Check every line below for the word "series" and copy the ones that have it.

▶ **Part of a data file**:
>>>>

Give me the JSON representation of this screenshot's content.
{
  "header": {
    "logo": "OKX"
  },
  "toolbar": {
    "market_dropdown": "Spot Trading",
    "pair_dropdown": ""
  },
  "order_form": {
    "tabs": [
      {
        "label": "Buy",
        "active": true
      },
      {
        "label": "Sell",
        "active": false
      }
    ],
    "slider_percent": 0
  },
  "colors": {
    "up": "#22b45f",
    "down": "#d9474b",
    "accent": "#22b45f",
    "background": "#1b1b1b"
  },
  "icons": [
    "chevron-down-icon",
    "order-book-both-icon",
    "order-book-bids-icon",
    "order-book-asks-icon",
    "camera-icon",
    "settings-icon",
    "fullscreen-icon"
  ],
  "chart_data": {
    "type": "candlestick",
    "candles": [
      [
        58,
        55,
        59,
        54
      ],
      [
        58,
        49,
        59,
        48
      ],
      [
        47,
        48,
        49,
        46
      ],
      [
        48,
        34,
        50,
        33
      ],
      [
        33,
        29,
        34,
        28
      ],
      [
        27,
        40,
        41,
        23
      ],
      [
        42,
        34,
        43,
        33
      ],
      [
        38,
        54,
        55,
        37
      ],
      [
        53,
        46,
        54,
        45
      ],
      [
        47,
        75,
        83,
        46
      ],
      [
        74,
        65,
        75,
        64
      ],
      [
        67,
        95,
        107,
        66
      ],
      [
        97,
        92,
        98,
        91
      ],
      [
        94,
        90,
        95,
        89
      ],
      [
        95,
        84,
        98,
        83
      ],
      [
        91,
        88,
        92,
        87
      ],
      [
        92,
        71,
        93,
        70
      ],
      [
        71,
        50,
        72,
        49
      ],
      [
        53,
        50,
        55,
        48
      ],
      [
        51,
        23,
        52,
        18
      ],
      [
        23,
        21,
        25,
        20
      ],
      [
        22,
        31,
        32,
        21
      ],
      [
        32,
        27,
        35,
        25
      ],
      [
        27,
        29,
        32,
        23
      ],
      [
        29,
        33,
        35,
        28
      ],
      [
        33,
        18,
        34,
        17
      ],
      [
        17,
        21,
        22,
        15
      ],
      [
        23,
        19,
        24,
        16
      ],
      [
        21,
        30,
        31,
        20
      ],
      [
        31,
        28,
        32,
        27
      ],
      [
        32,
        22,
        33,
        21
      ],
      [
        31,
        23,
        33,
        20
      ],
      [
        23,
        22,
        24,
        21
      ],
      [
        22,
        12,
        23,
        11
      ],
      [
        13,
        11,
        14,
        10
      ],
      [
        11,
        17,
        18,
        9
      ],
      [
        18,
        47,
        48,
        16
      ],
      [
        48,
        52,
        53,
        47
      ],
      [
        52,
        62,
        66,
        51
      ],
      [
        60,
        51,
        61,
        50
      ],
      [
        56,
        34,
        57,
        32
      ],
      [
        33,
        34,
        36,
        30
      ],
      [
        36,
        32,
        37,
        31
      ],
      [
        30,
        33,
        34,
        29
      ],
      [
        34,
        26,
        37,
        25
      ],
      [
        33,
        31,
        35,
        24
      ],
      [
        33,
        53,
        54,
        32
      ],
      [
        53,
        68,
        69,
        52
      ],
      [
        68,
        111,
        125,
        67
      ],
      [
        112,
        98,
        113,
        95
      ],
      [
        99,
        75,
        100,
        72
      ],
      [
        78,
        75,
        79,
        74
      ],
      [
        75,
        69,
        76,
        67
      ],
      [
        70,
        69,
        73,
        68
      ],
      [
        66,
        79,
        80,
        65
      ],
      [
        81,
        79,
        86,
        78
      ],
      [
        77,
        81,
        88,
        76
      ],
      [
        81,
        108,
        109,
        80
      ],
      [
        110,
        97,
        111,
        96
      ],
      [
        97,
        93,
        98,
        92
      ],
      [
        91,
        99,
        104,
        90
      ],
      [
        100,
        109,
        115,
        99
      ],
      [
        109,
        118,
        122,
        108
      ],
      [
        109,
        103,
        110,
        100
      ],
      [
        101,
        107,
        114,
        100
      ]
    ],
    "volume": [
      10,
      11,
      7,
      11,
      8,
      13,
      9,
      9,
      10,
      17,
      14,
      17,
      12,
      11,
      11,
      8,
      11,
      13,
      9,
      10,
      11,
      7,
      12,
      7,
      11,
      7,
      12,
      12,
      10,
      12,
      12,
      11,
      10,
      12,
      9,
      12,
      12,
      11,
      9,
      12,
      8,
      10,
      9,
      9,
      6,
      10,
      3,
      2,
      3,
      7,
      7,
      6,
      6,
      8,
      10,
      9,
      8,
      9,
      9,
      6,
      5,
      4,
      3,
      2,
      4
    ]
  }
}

<<<<
>>>>

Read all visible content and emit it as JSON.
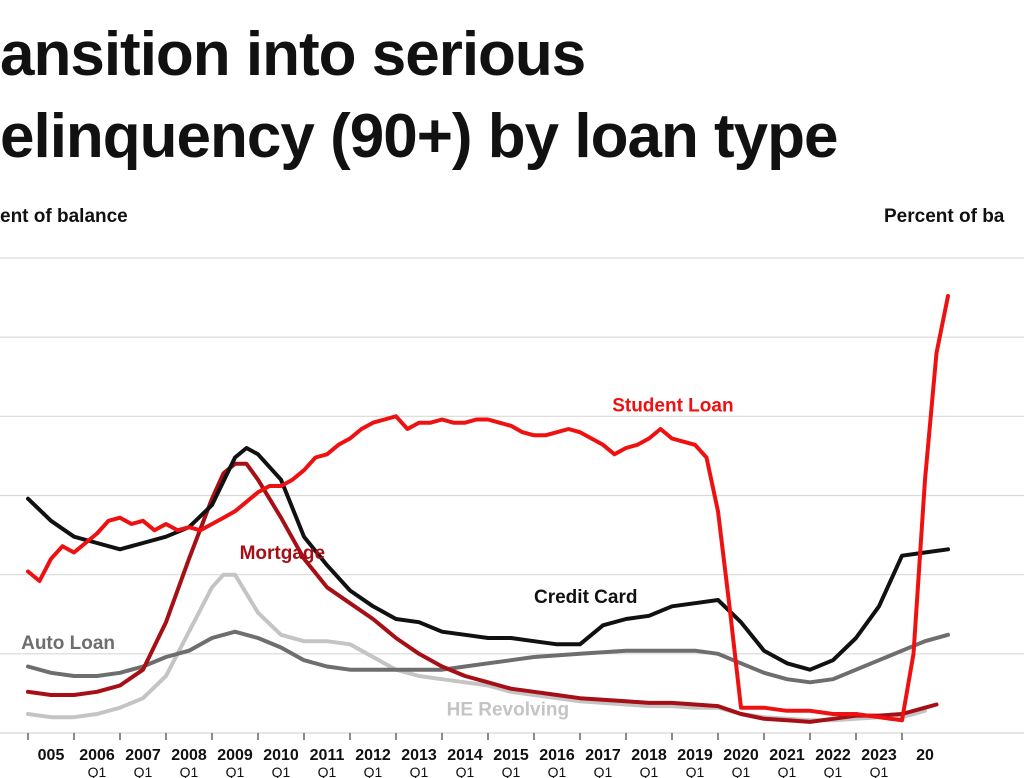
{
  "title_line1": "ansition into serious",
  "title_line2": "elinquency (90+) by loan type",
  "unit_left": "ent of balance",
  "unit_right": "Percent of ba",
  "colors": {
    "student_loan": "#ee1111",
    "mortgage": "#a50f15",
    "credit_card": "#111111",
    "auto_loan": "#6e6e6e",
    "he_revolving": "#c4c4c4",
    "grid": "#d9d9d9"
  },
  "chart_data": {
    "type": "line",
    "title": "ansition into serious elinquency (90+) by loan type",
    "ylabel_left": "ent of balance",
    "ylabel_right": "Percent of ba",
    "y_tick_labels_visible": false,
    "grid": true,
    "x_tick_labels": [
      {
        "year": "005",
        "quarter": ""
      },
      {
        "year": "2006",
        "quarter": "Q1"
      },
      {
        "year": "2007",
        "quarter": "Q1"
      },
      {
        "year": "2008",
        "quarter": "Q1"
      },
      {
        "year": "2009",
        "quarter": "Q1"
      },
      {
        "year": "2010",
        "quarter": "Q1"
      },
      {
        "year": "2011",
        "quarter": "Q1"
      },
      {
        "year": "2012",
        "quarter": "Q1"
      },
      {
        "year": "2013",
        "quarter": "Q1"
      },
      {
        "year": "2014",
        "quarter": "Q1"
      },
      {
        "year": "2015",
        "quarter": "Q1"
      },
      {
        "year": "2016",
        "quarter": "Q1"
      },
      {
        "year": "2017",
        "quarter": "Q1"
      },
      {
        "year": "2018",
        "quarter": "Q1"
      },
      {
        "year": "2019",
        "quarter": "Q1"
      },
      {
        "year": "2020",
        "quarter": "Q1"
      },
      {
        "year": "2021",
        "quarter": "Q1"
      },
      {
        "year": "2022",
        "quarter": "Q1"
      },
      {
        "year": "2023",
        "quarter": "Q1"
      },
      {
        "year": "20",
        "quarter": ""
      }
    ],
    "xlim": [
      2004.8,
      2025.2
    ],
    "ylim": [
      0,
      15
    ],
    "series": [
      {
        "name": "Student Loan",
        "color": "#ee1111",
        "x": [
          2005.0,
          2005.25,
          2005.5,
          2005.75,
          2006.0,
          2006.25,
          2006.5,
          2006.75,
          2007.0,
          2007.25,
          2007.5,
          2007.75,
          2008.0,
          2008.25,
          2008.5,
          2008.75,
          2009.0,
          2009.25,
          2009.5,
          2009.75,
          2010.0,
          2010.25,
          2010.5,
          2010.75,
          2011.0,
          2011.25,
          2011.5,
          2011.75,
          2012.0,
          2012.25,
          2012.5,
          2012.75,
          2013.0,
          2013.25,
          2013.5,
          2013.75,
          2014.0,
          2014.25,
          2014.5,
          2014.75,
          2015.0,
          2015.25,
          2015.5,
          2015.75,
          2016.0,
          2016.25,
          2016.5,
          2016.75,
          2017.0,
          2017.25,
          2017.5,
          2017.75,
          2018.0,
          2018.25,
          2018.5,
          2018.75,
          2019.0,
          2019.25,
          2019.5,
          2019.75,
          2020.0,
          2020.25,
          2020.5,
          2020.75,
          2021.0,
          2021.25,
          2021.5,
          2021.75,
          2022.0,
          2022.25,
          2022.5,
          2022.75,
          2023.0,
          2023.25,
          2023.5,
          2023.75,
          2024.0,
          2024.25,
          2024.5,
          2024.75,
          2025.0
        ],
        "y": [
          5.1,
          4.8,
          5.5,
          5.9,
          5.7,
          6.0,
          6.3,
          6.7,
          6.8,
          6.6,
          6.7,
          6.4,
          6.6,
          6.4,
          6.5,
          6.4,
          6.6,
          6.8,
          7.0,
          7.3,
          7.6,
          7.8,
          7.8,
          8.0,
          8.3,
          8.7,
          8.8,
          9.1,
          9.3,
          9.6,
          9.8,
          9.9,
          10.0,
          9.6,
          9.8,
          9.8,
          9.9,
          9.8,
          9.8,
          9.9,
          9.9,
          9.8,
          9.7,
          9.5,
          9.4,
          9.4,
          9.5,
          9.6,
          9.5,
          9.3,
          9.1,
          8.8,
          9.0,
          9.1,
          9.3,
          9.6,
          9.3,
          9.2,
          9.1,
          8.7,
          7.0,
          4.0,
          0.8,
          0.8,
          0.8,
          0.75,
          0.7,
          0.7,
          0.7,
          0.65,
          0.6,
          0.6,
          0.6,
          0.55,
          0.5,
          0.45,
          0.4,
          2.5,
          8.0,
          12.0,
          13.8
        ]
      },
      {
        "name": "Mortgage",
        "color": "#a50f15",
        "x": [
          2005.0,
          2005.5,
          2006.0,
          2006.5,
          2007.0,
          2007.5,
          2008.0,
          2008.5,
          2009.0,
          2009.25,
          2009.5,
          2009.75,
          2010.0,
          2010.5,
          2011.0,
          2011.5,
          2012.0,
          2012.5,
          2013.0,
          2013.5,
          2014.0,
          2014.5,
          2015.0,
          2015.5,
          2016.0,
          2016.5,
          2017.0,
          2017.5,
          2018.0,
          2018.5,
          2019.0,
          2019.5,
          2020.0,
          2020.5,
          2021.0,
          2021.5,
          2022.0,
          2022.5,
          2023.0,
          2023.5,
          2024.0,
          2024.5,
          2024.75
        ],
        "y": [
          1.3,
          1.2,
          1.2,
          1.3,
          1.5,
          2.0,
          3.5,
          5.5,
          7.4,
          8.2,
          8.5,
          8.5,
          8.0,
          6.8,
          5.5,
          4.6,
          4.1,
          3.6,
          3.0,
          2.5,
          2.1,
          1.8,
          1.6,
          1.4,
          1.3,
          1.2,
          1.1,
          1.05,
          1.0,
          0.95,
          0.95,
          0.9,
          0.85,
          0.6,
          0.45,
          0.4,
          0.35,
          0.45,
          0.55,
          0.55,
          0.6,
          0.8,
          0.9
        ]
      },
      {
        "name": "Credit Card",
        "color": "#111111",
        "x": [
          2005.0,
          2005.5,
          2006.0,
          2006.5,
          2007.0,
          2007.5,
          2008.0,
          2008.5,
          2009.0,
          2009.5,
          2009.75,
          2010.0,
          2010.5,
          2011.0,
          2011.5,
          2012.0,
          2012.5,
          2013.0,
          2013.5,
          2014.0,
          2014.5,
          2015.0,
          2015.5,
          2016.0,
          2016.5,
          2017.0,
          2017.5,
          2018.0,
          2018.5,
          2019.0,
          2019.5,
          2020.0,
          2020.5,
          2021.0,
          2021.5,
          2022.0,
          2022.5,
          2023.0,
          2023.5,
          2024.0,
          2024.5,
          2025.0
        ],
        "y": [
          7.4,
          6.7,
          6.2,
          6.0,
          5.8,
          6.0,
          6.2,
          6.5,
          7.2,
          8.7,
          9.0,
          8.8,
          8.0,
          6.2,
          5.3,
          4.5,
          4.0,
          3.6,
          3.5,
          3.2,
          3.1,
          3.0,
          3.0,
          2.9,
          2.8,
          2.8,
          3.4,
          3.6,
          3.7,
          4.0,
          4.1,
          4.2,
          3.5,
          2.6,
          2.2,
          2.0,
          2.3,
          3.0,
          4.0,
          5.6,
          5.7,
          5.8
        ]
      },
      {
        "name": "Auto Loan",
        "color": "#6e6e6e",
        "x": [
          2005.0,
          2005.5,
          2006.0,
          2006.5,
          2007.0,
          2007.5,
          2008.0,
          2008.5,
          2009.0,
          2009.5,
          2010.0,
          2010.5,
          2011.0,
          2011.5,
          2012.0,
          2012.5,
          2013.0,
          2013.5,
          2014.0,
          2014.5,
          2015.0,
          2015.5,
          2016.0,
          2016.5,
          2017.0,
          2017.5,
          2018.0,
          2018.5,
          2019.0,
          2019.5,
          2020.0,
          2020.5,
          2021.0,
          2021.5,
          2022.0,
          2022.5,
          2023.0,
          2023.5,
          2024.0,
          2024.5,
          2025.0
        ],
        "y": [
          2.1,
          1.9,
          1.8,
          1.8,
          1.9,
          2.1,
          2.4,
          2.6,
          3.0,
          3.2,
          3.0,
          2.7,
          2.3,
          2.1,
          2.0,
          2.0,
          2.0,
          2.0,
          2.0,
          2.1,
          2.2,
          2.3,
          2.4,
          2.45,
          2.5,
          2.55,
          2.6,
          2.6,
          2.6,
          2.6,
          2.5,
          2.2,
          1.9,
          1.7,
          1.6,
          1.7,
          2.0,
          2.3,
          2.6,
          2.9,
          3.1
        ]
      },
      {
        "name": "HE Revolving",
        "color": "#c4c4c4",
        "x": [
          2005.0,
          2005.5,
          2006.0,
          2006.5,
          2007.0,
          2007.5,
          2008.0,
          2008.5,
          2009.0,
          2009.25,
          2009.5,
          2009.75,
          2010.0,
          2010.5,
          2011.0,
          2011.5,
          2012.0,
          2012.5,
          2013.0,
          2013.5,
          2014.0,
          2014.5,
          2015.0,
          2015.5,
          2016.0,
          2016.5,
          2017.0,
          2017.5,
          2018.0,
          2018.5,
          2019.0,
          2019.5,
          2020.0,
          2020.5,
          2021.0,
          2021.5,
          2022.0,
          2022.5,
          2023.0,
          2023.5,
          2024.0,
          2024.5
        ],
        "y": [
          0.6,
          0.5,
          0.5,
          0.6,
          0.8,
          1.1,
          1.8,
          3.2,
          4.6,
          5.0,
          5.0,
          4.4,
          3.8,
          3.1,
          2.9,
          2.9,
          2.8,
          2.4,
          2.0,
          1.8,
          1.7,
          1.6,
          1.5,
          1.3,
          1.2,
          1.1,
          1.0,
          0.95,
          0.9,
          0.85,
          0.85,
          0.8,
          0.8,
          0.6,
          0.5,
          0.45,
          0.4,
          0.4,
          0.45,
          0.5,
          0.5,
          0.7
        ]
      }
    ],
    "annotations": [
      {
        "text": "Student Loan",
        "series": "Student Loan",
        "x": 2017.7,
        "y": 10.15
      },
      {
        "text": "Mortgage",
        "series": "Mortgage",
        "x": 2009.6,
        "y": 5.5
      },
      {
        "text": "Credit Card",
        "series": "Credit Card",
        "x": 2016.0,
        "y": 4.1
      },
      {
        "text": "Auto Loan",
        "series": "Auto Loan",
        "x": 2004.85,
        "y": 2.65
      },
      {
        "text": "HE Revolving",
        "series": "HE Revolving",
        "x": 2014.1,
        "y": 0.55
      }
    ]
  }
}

<<<<
>>>>

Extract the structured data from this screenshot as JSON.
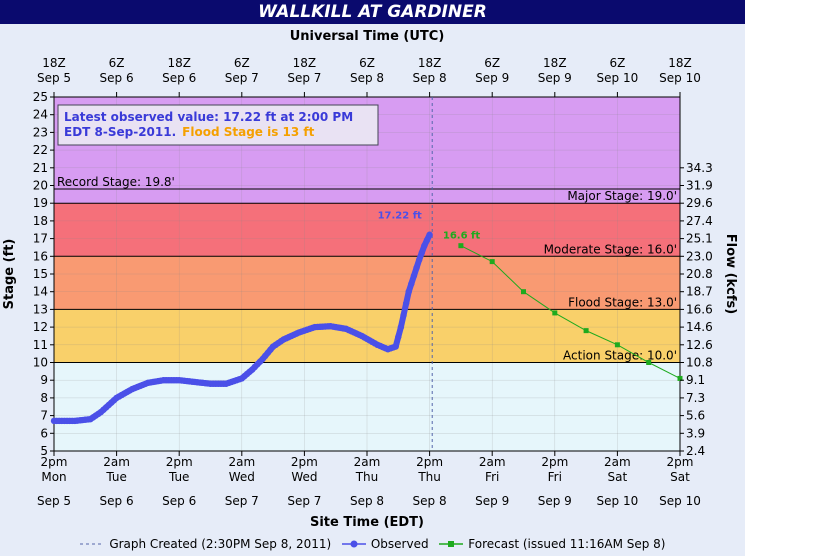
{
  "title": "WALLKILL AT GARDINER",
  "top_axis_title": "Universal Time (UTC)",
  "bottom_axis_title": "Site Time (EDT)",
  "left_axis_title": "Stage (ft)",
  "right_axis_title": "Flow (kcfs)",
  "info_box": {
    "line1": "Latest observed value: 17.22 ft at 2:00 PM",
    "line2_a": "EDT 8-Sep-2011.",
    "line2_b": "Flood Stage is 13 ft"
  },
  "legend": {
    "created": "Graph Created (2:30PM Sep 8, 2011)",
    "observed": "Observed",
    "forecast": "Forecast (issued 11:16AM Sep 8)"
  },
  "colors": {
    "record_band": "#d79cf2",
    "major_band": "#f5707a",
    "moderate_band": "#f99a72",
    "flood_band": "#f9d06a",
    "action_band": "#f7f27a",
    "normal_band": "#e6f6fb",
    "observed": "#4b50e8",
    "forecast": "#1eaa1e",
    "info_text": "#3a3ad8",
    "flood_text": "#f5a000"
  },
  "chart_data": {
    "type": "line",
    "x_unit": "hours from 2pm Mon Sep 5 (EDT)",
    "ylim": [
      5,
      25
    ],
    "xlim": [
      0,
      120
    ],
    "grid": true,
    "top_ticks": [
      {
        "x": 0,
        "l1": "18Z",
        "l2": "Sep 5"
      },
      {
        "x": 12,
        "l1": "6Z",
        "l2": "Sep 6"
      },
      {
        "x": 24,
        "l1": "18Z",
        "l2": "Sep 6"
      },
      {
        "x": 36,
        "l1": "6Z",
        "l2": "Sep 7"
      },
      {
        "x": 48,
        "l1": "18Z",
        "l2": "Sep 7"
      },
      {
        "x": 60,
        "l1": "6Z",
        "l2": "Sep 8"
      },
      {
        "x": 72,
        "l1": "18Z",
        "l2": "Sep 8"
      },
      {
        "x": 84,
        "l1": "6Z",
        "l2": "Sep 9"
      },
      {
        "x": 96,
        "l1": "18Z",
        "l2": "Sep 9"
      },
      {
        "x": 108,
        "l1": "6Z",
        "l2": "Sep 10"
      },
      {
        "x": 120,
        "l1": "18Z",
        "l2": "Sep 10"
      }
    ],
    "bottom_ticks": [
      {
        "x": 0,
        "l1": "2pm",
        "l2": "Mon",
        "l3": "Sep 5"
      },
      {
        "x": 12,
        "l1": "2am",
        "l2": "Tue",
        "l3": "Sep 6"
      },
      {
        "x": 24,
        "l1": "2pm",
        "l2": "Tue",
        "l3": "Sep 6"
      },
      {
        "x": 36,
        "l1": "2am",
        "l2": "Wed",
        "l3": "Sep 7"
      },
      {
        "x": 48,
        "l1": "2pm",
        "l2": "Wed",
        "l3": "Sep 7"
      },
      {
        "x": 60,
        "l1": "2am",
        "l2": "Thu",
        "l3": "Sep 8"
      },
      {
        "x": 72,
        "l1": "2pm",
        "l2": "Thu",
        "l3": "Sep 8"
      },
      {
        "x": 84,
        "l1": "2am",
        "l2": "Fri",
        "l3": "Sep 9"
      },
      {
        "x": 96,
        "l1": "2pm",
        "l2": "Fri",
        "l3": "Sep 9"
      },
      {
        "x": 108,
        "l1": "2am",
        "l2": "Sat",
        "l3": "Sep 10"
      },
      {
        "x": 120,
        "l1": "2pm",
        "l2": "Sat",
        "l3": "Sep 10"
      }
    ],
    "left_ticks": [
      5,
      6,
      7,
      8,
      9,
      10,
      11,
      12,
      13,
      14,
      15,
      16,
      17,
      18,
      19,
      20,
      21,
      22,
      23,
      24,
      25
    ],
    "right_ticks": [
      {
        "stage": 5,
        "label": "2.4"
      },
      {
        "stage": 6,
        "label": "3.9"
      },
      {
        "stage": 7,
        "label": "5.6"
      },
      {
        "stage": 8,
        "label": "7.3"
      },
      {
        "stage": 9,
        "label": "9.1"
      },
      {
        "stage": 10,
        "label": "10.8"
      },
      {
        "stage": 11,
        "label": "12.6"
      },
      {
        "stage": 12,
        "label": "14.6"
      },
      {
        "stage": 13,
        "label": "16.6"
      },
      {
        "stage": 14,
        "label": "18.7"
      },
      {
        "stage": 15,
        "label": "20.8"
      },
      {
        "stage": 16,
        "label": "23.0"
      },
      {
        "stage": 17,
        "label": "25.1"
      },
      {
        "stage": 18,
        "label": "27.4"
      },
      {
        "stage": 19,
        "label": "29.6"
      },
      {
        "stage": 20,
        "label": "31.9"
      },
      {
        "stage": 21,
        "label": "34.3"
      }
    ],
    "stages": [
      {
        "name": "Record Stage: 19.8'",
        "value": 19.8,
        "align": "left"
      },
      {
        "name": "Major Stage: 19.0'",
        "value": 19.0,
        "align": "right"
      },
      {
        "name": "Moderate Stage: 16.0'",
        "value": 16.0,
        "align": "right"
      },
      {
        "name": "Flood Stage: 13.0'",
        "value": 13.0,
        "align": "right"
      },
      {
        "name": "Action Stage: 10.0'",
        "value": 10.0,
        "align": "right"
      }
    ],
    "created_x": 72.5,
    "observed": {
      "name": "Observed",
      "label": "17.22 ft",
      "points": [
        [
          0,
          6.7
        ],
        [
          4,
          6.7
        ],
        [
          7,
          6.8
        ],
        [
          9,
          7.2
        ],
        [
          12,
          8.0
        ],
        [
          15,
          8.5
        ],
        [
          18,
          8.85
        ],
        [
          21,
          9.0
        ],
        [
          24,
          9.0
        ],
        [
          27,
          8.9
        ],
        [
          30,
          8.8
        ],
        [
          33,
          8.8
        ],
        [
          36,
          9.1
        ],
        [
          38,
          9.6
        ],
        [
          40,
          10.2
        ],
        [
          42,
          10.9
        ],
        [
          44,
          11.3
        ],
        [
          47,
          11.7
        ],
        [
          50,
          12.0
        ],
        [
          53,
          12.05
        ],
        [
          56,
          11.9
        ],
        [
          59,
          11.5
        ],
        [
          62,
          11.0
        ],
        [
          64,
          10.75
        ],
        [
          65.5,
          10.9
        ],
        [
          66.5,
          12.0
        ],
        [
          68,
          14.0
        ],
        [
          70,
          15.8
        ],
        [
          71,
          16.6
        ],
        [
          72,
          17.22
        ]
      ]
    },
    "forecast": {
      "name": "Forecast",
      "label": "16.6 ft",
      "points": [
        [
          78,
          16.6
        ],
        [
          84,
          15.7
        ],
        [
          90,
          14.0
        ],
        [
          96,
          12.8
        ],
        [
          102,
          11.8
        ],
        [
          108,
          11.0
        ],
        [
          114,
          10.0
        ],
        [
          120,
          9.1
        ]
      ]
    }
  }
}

<<<<

▶ **Problem solution**:
    "series": [
        "series": "Student Loan",
        "series": "Mortgage",
        "series": "Credit Card",
        "series": "Auto Loan",
        "series": "HE Revolving",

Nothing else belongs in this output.